# [Stated goal]
Search the listing for "rögtönzés" and copy every line where it appears.

# [Dataset records]
** start **
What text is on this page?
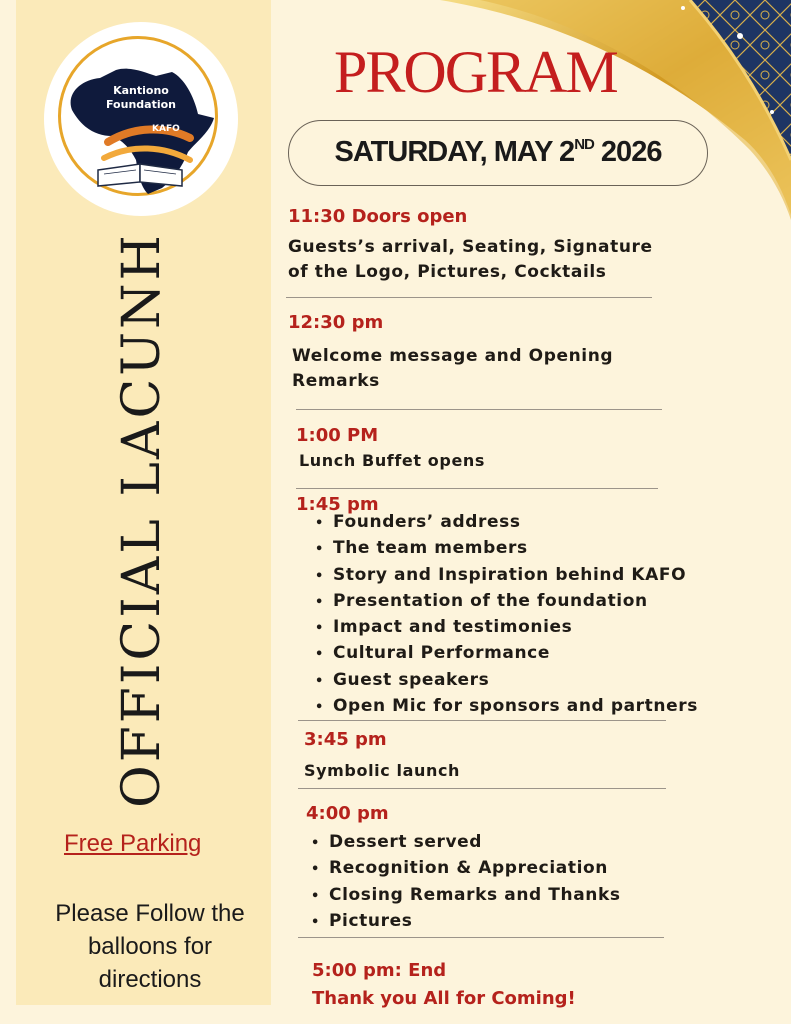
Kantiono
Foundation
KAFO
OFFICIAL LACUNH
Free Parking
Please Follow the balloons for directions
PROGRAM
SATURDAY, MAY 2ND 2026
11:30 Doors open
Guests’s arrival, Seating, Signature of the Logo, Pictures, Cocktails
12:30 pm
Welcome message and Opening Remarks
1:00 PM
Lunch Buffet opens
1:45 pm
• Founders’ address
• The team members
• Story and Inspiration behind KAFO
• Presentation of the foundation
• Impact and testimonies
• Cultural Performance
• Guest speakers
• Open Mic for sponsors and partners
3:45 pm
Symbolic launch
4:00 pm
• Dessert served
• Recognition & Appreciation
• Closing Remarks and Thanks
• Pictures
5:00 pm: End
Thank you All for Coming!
** end **
** start **
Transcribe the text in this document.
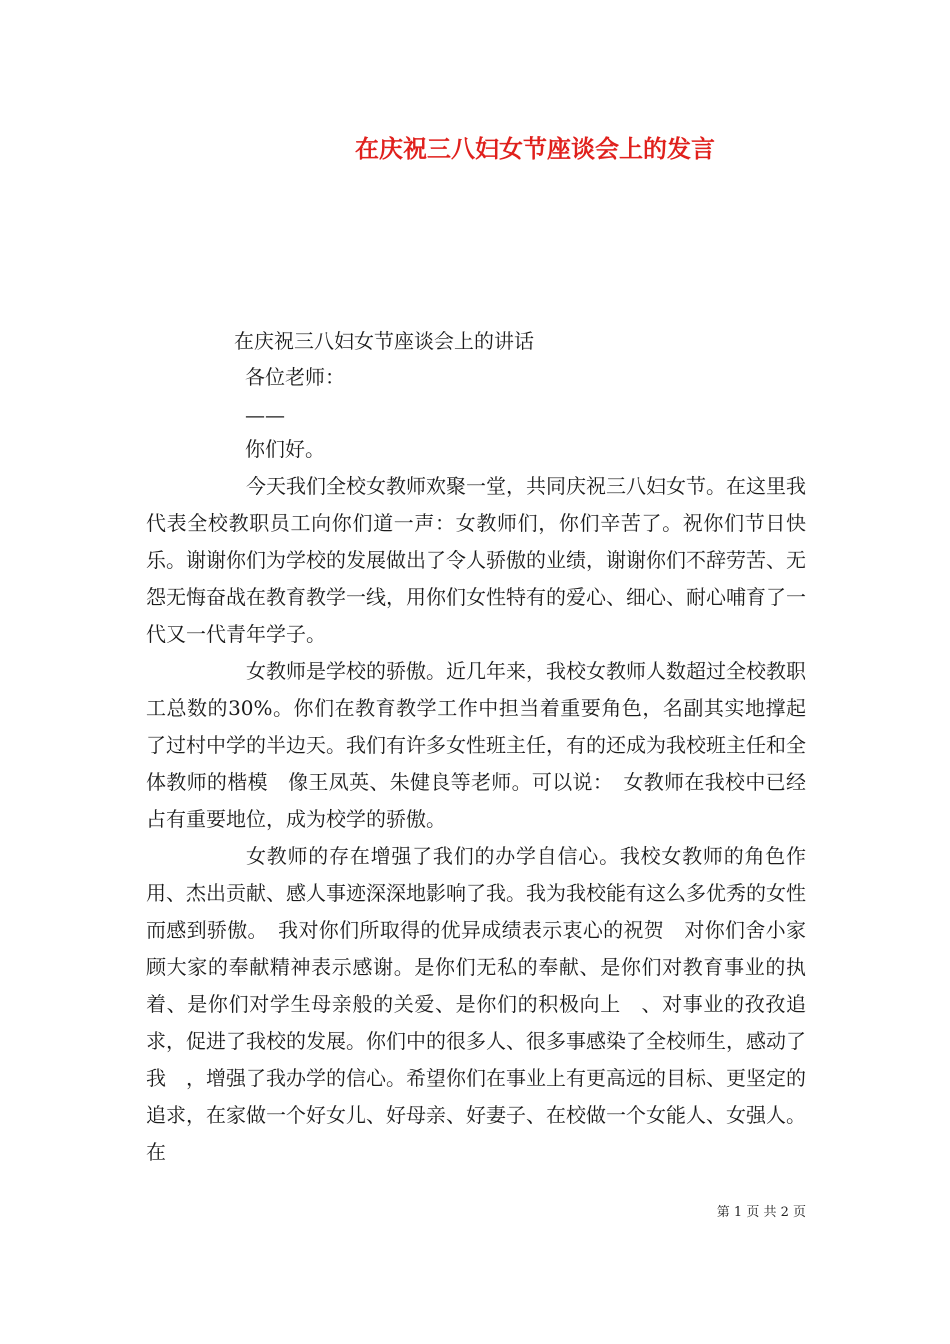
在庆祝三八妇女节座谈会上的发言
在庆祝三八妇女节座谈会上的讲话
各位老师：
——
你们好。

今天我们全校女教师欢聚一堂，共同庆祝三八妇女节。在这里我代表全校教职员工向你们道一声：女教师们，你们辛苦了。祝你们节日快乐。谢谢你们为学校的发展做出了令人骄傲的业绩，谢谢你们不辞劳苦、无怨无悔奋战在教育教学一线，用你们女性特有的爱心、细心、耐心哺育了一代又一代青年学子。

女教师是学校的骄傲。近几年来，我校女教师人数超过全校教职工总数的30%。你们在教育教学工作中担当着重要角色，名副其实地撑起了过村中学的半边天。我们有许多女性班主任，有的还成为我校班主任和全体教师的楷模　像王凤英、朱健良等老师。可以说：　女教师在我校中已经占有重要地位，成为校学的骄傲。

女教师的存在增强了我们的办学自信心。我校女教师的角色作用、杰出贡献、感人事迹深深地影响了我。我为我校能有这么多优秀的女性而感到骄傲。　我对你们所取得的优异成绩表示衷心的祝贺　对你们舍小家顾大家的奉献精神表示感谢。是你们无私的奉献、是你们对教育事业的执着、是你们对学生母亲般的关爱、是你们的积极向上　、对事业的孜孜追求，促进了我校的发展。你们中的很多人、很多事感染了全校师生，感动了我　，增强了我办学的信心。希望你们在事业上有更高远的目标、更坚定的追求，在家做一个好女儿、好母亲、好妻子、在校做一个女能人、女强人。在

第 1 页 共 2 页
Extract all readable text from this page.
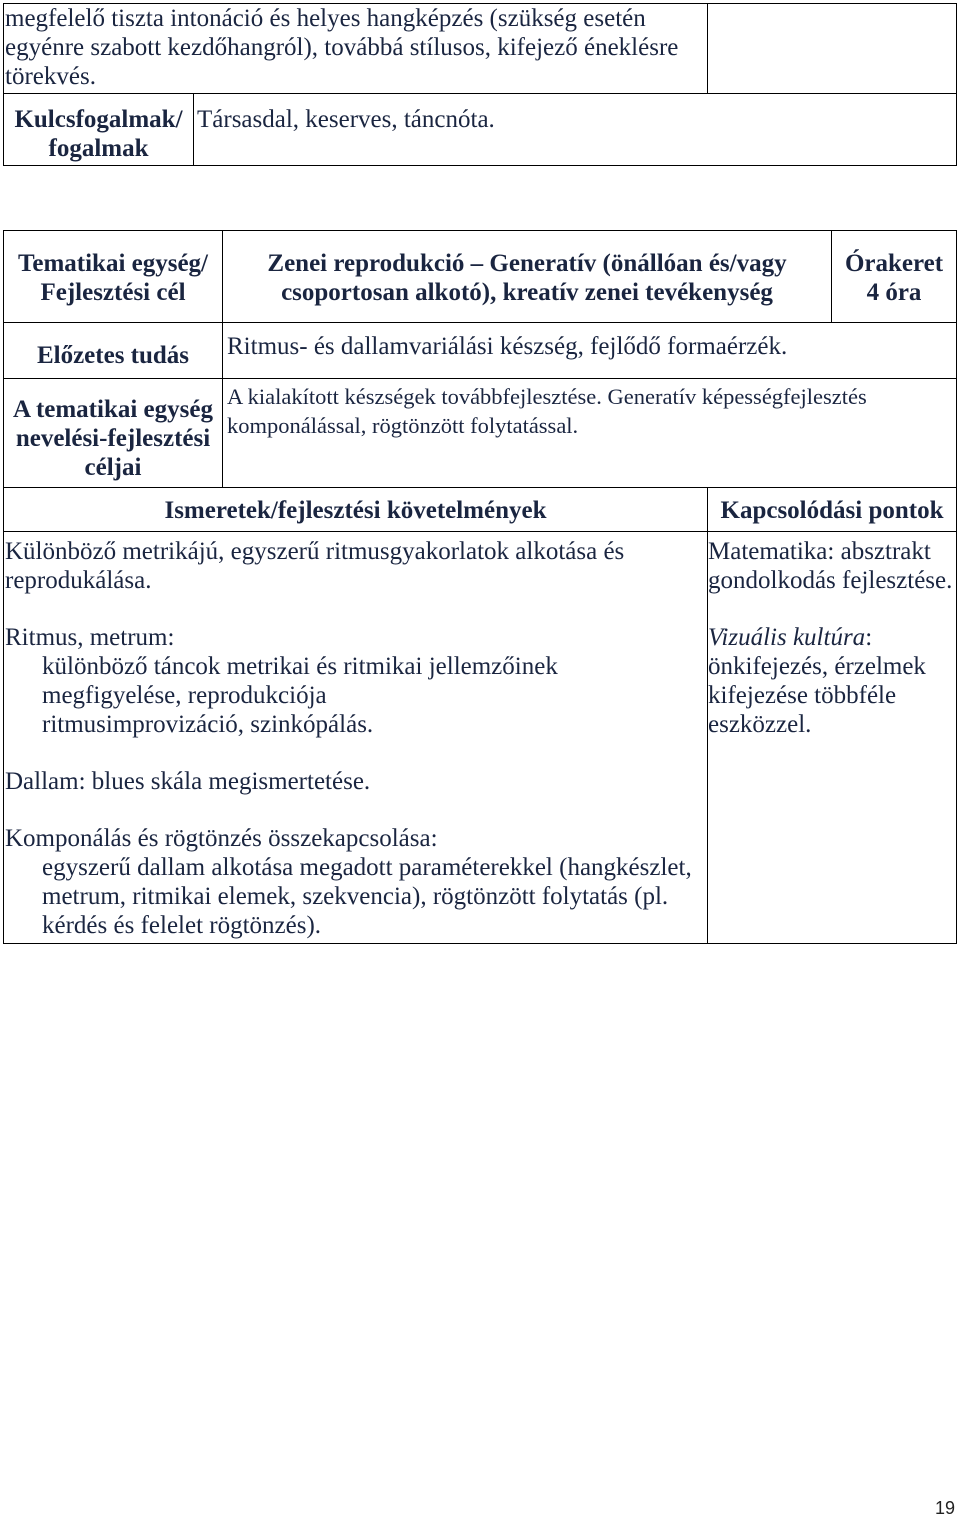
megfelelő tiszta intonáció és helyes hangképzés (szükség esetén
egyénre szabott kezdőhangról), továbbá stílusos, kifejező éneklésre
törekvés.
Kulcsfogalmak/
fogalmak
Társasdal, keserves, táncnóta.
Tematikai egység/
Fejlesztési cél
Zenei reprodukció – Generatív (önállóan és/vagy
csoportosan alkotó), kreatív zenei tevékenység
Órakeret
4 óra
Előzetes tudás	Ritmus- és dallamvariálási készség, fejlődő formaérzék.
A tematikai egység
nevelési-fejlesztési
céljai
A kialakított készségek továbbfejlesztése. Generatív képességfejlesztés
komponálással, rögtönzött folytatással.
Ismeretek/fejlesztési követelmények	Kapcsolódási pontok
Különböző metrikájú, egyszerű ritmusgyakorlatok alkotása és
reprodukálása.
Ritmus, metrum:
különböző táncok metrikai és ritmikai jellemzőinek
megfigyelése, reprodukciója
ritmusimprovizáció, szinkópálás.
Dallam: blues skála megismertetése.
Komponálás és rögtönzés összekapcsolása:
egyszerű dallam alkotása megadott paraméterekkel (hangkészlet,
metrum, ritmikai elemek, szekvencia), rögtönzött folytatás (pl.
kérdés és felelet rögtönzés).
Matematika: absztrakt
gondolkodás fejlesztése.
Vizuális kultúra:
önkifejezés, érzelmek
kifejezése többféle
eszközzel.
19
** end **
# [Written solution]
Komponálás és rögtönzés összekapcsolása:
kérdés és felelet rögtönzés).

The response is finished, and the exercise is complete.